▸ **Task to complete**
Output all of the data below exactly as given.

▸ **Provided data**

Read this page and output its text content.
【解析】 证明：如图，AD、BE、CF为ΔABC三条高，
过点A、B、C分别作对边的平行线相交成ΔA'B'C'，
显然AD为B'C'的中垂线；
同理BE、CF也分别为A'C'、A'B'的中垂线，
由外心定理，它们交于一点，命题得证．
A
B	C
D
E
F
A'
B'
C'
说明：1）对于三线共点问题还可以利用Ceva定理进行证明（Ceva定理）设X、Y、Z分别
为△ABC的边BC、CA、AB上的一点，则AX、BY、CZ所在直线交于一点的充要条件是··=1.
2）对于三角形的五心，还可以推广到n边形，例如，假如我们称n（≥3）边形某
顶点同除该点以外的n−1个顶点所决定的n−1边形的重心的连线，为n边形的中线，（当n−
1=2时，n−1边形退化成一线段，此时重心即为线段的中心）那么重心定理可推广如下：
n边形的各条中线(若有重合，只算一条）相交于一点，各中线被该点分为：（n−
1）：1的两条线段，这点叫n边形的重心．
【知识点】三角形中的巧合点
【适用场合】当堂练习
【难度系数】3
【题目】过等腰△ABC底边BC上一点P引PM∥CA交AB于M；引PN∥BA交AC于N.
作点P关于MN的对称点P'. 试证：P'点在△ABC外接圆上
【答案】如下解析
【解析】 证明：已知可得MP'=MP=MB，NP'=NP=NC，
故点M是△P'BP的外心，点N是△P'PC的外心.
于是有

▸ **Written response**
Read this page and output its text content.
【解析】 证明：如图，AD、BE、CF为ΔABC三条高，
过点A、B、C分别作对边的平行线相交成ΔA'B'C'，
显然AD为B'C'的中垂线；
同理BE、CF也分别为A'C'、A'B'的中垂线，
由外心定理，它们交于一点，命题得证．
A
B	C
D
E
F
A'
B'
C'
说明：1）对于三线共点问题还可以利用Ceva定理进行证明（Ceva定理）设X、Y、Z分别
为△ABC的边BC、CA、AB上的一点，则AX、BY、CZ所在直线交于一点的充要条件是··=1.
2）对于三角形的五心，还可以推广到n边形，例如，假如我们称n（≥3）边形某
顶点同除该点以外的n−1个顶点所决定的n−1边形的重心的连线，为n边形的中线，（当n−
1=2时，n−1边形退化成一线段，此时重心即为线段的中心）那么重心定理可推广如下：
n边形的各条中线(若有重合，只算一条）相交于一点，各中线被该点分为：（n−
1）：1的两条线段，这点叫n边形的重心．
【知识点】三角形中的巧合点
【适用场合】当堂练习
【难度系数】3
【题目】过等腰△ABC底边BC上一点P引PM∥CA交AB于M；引PN∥BA交AC于N.
作点P关于MN的对称点P'. 试证：P'点在△ABC外接圆上
【答案】如下解析
【解析】 证明：已知可得MP'=MP=MB，NP'=NP=NC，
故点M是△P'BP的外心，点N是△P'PC的外心.
于是有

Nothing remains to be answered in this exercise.